--- PARTS OF THE EXERCISE ---
A - Extract the passage of the Wrocław Mikołajów station text that runs from "Railway station in" to "Silesian Agglomeration Railway.".
B - Continue the Wrocław Mikołajów railway station text from where it stops.
------ PROVIDED TEXT ------
Railway station in Poland

Wrocław Mikołajów is a railway station located in Wrocław, in the Szczepin neighborhood, at 5 Stacyjna Street. It is situated at the intersection of railway line no. 271 (Wrocław Główny – Poznań Główny) and line no. 143 (Kalety – Wrocław Popowice WP2). The station is located in close proximity to Legnicka Street, a major urban thoroughfare. Wrocław Mikołajów is the second most popular station in Wrocław and plays a significant role in urban and suburban transit as part of the Lower Silesian Agglomeration Railway.

== History ==
The station, was opened in 1906 under the name Breslau Nicolaitor, later changed to Breslau Nikolaitor. After the shift in sovereignty, the station was renamed Wrocław Mikołajów. Between 2010 and 2011, the station underwent renovation, and in 2012, as part of the modernization of the railway line to Poznań, the entire station was rebuilt. Despite these changes, the historic character of the station was preserved, including features like the old clock.
------ THE DATA ------
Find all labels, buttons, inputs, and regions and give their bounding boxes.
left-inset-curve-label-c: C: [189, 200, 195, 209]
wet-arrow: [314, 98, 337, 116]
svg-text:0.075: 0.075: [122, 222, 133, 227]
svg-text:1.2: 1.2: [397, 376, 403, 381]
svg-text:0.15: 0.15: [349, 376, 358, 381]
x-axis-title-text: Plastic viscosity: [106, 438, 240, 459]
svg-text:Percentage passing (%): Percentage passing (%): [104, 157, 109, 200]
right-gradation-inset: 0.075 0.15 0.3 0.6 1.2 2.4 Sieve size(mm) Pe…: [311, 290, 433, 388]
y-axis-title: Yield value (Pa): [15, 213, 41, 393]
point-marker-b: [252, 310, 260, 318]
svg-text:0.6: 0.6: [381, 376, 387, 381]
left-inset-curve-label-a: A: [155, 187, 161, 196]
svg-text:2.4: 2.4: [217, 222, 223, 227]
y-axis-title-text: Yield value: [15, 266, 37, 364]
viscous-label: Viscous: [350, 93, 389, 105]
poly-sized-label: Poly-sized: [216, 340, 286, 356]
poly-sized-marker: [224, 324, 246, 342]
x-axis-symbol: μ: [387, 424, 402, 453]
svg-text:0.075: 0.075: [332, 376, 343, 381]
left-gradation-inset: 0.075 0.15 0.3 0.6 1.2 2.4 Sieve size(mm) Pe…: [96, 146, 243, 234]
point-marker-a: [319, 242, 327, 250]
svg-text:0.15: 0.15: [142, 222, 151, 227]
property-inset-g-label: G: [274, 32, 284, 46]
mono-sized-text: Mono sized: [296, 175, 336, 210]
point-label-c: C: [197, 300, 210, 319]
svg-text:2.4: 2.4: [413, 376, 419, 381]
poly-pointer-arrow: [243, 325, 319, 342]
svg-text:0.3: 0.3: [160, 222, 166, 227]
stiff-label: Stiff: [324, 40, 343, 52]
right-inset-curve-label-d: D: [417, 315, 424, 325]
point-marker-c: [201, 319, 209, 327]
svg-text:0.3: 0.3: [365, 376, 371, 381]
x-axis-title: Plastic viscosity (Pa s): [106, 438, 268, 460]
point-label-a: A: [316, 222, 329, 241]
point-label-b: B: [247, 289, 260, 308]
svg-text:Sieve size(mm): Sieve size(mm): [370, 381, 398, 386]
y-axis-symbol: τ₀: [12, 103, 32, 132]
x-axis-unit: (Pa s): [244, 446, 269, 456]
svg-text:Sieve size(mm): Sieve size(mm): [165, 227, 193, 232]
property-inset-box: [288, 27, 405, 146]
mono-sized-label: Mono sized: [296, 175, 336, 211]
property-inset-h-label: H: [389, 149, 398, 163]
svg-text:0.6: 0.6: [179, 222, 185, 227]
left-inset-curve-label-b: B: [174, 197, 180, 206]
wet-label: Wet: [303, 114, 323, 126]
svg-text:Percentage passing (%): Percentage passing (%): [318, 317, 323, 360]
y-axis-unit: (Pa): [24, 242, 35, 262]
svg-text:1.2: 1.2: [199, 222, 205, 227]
------
--- RESPONSES FOR EACH TASK ---
A -
Railway station in Poland

Wrocław Mikołajów is a railway station located in Wrocław, in the Szczepin neighborhood, at 5 Stacyjna Street. It is situated at the intersection of railway line no. 271 (Wrocław Główny – Poznań Główny) and line no. 143 (Kalety – Wrocław Popowice WP2). The station is located in close proximity to Legnicka Street, a major urban thoroughfare. Wrocław Mikołajów is the second most popular station in Wrocław and plays a significant role in urban and suburban transit as part of the Lower Silesian Agglomeration Railway.

B -
== Connections ==
The station serves trains of most categories operated by all domestic carriers providing passenger services in Lower Silesia, including PKP Intercity, Polregio, and Lower Silesian Railways. Both express and local trains stop at Wrocław Mikołajów. The station offers connections to several agglomeration railway stations, including Wrocław Główny, Bierutów, Jelcz-Laskowice, Kluczbork, Kłodzko Główne, Krotoszyn, Oleśnica, Ostrów Wielkopolski, Rawicz, Trzebnica, and Żmigród.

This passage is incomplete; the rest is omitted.